[Entries from a visual dataset]
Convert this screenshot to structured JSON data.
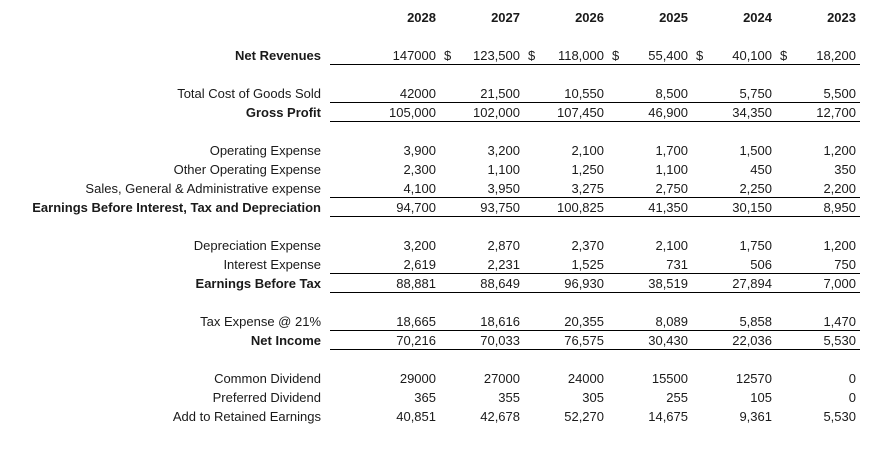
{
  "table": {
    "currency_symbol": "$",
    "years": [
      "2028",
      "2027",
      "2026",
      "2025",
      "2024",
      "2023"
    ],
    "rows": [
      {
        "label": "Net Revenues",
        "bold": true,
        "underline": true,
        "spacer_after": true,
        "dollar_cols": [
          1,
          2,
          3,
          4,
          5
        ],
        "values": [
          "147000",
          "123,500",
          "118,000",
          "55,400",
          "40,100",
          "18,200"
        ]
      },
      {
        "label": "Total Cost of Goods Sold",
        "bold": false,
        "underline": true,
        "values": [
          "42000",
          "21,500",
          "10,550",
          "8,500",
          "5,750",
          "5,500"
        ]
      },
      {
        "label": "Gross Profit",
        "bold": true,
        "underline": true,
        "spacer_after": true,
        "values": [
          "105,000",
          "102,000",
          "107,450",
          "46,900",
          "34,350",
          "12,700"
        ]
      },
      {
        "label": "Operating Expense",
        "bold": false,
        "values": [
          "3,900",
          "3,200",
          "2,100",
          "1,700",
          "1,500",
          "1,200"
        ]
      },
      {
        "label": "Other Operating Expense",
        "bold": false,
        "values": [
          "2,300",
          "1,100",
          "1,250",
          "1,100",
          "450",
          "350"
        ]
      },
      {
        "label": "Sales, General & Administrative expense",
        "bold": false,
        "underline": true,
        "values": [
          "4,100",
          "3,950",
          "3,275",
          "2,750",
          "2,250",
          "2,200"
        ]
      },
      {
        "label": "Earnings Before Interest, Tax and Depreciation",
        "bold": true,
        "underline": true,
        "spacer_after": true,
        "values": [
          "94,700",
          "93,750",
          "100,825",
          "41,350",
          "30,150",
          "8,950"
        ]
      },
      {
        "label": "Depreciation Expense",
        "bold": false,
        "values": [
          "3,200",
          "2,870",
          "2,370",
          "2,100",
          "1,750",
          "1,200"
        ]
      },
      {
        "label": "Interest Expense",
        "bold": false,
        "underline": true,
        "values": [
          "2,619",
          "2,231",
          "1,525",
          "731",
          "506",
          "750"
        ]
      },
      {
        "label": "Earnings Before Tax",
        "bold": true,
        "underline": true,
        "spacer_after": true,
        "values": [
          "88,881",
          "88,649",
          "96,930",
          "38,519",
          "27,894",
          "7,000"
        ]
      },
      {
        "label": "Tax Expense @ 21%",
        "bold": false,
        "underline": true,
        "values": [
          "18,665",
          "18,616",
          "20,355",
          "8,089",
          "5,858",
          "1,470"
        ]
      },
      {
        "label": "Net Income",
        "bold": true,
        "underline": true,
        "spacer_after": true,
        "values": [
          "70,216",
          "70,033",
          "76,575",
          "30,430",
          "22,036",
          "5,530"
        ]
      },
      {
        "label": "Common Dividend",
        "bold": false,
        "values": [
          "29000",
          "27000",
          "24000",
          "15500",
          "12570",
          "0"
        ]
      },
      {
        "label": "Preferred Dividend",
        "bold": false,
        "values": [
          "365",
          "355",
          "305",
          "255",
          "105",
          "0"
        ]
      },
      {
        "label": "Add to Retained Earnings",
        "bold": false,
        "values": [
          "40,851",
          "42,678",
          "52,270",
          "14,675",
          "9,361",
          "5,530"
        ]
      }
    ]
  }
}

## Exercise aim
Make an exact copy of all the material, but keep the pictures out of it.

## Exercise output
Convert this screenshot to structured JSON data.
{
  "table": {
    "currency_symbol": "$",
    "years": [
      "2028",
      "2027",
      "2026",
      "2025",
      "2024",
      "2023"
    ],
    "rows": [
      {
        "label": "Net Revenues",
        "bold": true,
        "underline": true,
        "spacer_after": true,
        "dollar_cols": [
          1,
          2,
          3,
          4,
          5
        ],
        "values": [
          "147000",
          "123,500",
          "118,000",
          "55,400",
          "40,100",
          "18,200"
        ]
      },
      {
        "label": "Total Cost of Goods Sold",
        "bold": false,
        "underline": true,
        "values": [
          "42000",
          "21,500",
          "10,550",
          "8,500",
          "5,750",
          "5,500"
        ]
      },
      {
        "label": "Gross Profit",
        "bold": true,
        "underline": true,
        "spacer_after": true,
        "values": [
          "105,000",
          "102,000",
          "107,450",
          "46,900",
          "34,350",
          "12,700"
        ]
      },
      {
        "label": "Operating Expense",
        "bold": false,
        "values": [
          "3,900",
          "3,200",
          "2,100",
          "1,700",
          "1,500",
          "1,200"
        ]
      },
      {
        "label": "Other Operating Expense",
        "bold": false,
        "values": [
          "2,300",
          "1,100",
          "1,250",
          "1,100",
          "450",
          "350"
        ]
      },
      {
        "label": "Sales, General & Administrative expense",
        "bold": false,
        "underline": true,
        "values": [
          "4,100",
          "3,950",
          "3,275",
          "2,750",
          "2,250",
          "2,200"
        ]
      },
      {
        "label": "Earnings Before Interest, Tax and Depreciation",
        "bold": true,
        "underline": true,
        "spacer_after": true,
        "values": [
          "94,700",
          "93,750",
          "100,825",
          "41,350",
          "30,150",
          "8,950"
        ]
      },
      {
        "label": "Depreciation Expense",
        "bold": false,
        "values": [
          "3,200",
          "2,870",
          "2,370",
          "2,100",
          "1,750",
          "1,200"
        ]
      },
      {
        "label": "Interest Expense",
        "bold": false,
        "underline": true,
        "values": [
          "2,619",
          "2,231",
          "1,525",
          "731",
          "506",
          "750"
        ]
      },
      {
        "label": "Earnings Before Tax",
        "bold": true,
        "underline": true,
        "spacer_after": true,
        "values": [
          "88,881",
          "88,649",
          "96,930",
          "38,519",
          "27,894",
          "7,000"
        ]
      },
      {
        "label": "Tax Expense @ 21%",
        "bold": false,
        "underline": true,
        "values": [
          "18,665",
          "18,616",
          "20,355",
          "8,089",
          "5,858",
          "1,470"
        ]
      },
      {
        "label": "Net Income",
        "bold": true,
        "underline": true,
        "spacer_after": true,
        "values": [
          "70,216",
          "70,033",
          "76,575",
          "30,430",
          "22,036",
          "5,530"
        ]
      },
      {
        "label": "Common Dividend",
        "bold": false,
        "values": [
          "29000",
          "27000",
          "24000",
          "15500",
          "12570",
          "0"
        ]
      },
      {
        "label": "Preferred Dividend",
        "bold": false,
        "values": [
          "365",
          "355",
          "305",
          "255",
          "105",
          "0"
        ]
      },
      {
        "label": "Add to Retained Earnings",
        "bold": false,
        "values": [
          "40,851",
          "42,678",
          "52,270",
          "14,675",
          "9,361",
          "5,530"
        ]
      }
    ]
  }
}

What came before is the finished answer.